Requirement
Count how many lines contain the word "Csikós". Please give only the number.
** Start of Given records **
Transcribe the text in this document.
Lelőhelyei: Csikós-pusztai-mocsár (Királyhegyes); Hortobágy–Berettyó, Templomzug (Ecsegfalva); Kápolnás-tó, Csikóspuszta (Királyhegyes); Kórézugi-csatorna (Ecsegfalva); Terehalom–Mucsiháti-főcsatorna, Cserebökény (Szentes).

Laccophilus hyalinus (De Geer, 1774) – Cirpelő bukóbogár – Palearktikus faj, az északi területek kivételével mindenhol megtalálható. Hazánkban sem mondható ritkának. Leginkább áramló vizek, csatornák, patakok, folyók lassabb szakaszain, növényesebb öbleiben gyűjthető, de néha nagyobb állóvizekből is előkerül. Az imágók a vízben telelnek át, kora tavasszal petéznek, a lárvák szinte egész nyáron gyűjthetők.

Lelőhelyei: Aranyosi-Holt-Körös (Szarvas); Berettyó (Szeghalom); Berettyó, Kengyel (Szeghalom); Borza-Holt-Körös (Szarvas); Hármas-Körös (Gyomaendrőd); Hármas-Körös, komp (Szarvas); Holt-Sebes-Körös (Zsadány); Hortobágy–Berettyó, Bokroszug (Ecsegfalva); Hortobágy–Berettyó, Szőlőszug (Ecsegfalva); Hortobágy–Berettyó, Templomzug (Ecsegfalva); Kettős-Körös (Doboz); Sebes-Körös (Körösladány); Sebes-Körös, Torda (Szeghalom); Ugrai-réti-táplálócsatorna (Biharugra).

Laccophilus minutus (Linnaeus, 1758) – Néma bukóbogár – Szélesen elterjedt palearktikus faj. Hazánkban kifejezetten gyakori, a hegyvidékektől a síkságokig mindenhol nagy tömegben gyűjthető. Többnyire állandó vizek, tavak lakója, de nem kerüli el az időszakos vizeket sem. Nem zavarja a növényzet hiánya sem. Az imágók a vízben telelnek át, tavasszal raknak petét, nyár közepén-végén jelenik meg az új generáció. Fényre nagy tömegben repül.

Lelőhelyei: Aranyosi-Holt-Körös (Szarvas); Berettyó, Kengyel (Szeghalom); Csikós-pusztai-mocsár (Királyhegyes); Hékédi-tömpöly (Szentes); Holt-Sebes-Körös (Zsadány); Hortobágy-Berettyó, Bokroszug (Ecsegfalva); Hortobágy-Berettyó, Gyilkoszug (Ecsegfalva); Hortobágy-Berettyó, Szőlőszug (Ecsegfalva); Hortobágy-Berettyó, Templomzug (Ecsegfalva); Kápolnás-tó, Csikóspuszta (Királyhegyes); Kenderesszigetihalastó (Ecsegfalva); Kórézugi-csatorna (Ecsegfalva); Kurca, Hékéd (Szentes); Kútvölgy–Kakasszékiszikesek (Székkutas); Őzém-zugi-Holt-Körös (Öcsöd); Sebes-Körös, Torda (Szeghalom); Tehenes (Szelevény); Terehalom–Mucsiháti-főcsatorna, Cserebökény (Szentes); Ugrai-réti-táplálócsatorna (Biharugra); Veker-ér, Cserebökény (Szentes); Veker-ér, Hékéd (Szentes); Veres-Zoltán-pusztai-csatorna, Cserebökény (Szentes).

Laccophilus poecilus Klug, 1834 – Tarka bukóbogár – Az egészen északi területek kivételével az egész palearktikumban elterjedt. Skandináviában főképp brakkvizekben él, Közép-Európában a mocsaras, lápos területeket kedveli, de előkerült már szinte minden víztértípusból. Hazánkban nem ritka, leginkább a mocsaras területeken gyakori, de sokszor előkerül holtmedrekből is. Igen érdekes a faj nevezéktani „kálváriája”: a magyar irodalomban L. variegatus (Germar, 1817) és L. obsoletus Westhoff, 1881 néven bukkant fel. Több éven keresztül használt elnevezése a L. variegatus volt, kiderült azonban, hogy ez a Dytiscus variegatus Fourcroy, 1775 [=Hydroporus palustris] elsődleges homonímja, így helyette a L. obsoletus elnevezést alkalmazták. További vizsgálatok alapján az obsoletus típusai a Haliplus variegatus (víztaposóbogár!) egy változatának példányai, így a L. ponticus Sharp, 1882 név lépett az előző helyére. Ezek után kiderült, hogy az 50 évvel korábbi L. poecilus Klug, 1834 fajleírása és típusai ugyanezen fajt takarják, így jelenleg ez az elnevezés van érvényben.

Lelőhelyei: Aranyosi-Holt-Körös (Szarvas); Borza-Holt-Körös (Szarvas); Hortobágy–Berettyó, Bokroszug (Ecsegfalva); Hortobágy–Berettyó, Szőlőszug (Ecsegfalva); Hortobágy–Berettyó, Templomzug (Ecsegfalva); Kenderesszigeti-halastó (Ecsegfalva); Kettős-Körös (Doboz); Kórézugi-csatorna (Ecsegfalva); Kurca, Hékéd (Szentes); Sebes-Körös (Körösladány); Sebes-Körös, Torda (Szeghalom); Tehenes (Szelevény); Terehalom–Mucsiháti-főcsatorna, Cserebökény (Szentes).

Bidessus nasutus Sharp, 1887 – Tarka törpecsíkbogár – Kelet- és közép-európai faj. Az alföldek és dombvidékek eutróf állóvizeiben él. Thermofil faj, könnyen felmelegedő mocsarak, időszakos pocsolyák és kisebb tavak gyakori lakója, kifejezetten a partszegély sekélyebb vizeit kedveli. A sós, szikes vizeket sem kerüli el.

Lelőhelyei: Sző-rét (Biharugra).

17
** End of Given records **
** Start of Given records **
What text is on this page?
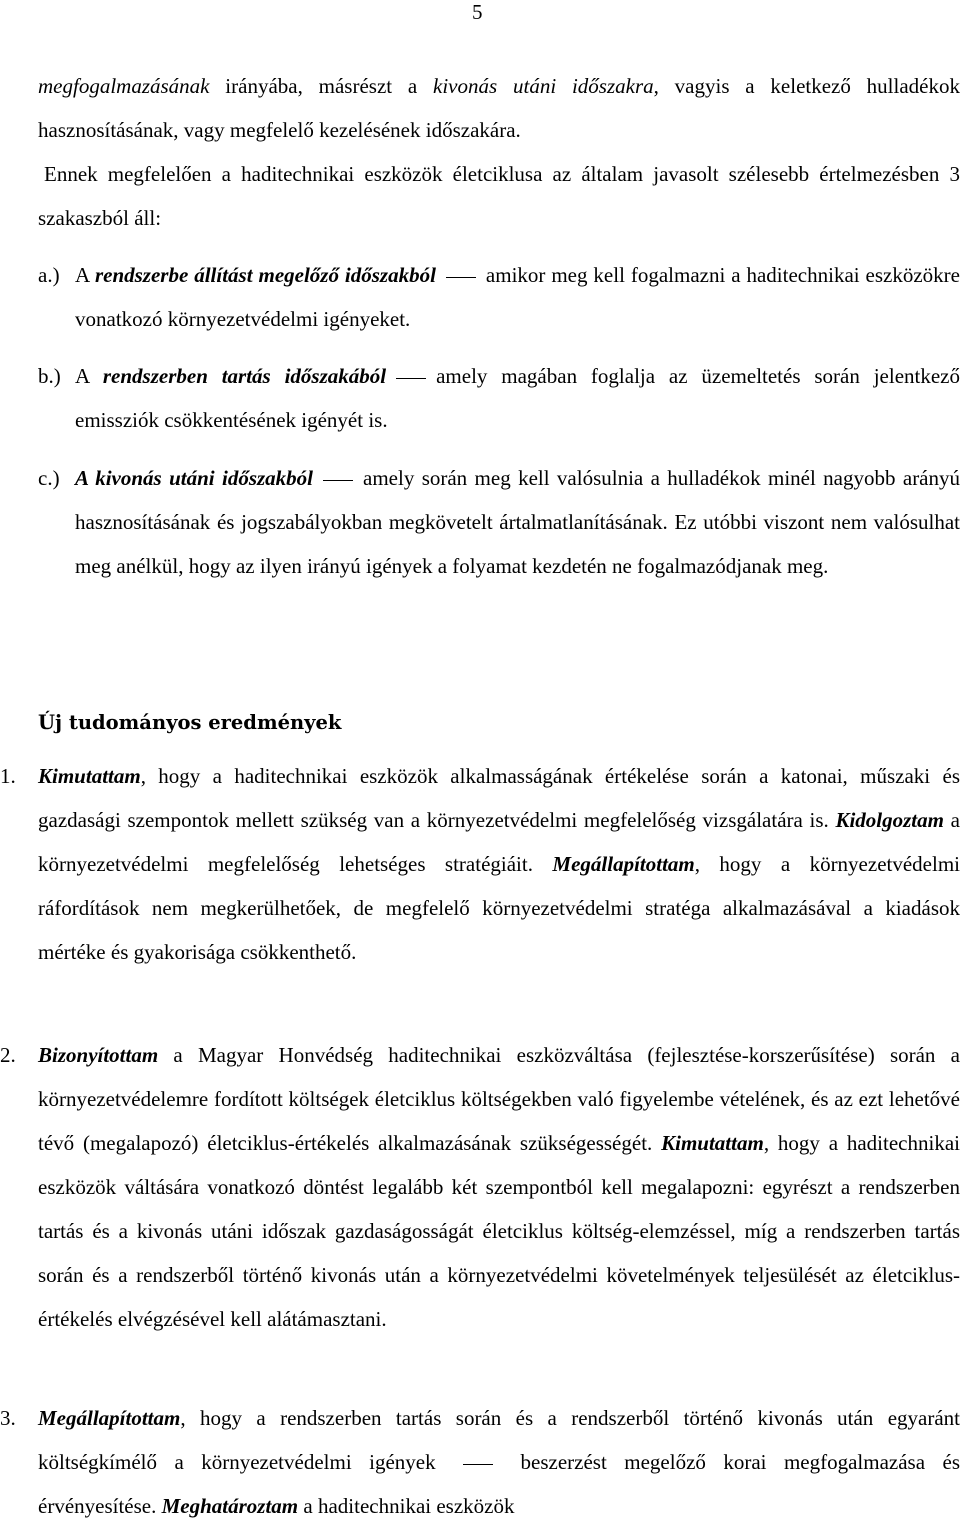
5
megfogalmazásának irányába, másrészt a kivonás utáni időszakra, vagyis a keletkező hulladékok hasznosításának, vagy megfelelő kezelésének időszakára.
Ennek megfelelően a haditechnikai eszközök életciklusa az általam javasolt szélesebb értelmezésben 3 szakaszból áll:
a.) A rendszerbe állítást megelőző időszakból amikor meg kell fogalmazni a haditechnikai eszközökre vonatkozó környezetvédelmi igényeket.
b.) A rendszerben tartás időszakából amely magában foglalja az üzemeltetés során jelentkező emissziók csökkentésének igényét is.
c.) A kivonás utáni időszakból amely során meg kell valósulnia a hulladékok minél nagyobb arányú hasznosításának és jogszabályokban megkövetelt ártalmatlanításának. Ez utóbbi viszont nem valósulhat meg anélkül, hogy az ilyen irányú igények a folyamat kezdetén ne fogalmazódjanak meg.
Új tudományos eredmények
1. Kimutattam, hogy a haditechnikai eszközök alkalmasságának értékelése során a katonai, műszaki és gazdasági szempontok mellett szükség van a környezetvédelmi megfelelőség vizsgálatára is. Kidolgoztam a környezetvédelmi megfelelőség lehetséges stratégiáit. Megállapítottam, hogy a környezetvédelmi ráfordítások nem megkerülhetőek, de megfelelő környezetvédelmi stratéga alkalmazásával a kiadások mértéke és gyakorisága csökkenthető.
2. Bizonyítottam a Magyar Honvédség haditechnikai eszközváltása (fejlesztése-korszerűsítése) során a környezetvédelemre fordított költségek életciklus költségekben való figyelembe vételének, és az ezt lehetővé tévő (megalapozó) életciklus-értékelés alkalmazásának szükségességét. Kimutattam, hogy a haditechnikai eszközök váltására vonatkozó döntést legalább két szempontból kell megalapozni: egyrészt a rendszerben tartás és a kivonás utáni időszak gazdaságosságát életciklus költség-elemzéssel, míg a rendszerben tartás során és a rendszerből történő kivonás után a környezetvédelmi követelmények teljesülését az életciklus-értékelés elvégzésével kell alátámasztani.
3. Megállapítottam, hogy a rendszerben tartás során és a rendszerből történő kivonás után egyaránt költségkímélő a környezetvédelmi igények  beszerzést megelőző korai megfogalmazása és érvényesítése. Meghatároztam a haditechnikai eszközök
** End of Given records **
Full answer
2